> _Problem details_:
Output the material beneath this task exactly, images excluded.

> _Data entries_:
----------------------------------------
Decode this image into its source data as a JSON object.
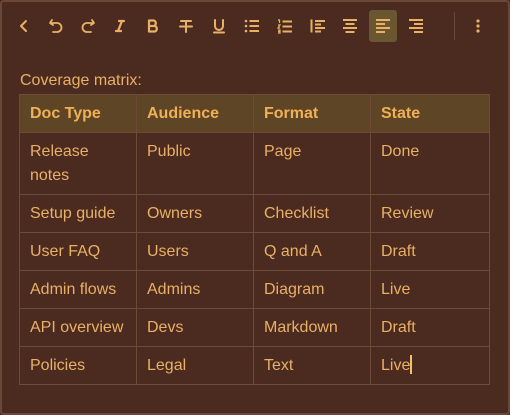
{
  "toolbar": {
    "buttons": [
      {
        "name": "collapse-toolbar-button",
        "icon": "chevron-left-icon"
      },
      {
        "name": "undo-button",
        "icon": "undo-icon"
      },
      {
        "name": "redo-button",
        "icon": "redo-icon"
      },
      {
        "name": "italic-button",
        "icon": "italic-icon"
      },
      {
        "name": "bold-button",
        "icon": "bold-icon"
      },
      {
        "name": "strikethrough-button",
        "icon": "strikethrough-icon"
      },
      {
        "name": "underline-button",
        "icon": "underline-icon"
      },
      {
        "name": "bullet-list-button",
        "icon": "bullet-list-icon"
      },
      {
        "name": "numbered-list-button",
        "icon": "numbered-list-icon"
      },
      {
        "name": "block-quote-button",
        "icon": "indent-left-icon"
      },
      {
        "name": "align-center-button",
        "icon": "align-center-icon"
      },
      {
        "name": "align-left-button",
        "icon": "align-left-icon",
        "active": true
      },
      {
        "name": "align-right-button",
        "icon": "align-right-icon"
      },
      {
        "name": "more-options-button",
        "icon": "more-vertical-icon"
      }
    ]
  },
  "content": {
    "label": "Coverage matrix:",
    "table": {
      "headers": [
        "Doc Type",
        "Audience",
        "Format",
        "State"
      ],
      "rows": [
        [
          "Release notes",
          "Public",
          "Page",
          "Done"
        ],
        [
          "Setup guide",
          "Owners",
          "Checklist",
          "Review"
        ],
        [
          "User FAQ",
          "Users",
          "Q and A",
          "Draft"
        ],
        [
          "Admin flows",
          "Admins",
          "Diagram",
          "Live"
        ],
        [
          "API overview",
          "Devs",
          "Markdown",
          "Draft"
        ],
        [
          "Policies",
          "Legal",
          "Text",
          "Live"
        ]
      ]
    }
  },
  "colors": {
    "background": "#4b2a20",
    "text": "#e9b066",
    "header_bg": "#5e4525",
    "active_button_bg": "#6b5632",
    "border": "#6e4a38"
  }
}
----------------------------------------
> _Exercise answer_:
Decode this image into its source data as a JSON object.
{
  "toolbar": {
    "buttons": [
      {
        "name": "collapse-toolbar-button",
        "icon": "chevron-left-icon"
      },
      {
        "name": "undo-button",
        "icon": "undo-icon"
      },
      {
        "name": "redo-button",
        "icon": "redo-icon"
      },
      {
        "name": "italic-button",
        "icon": "italic-icon"
      },
      {
        "name": "bold-button",
        "icon": "bold-icon"
      },
      {
        "name": "strikethrough-button",
        "icon": "strikethrough-icon"
      },
      {
        "name": "underline-button",
        "icon": "underline-icon"
      },
      {
        "name": "bullet-list-button",
        "icon": "bullet-list-icon"
      },
      {
        "name": "numbered-list-button",
        "icon": "numbered-list-icon"
      },
      {
        "name": "block-quote-button",
        "icon": "indent-left-icon"
      },
      {
        "name": "align-center-button",
        "icon": "align-center-icon"
      },
      {
        "name": "align-left-button",
        "icon": "align-left-icon",
        "active": true
      },
      {
        "name": "align-right-button",
        "icon": "align-right-icon"
      },
      {
        "name": "more-options-button",
        "icon": "more-vertical-icon"
      }
    ]
  },
  "content": {
    "label": "Coverage matrix:",
    "table": {
      "headers": [
        "Doc Type",
        "Audience",
        "Format",
        "State"
      ],
      "rows": [
        [
          "Release notes",
          "Public",
          "Page",
          "Done"
        ],
        [
          "Setup guide",
          "Owners",
          "Checklist",
          "Review"
        ],
        [
          "User FAQ",
          "Users",
          "Q and A",
          "Draft"
        ],
        [
          "Admin flows",
          "Admins",
          "Diagram",
          "Live"
        ],
        [
          "API overview",
          "Devs",
          "Markdown",
          "Draft"
        ],
        [
          "Policies",
          "Legal",
          "Text",
          "Live"
        ]
      ]
    }
  },
  "colors": {
    "background": "#4b2a20",
    "text": "#e9b066",
    "header_bg": "#5e4525",
    "active_button_bg": "#6b5632",
    "border": "#6e4a38"
  }
}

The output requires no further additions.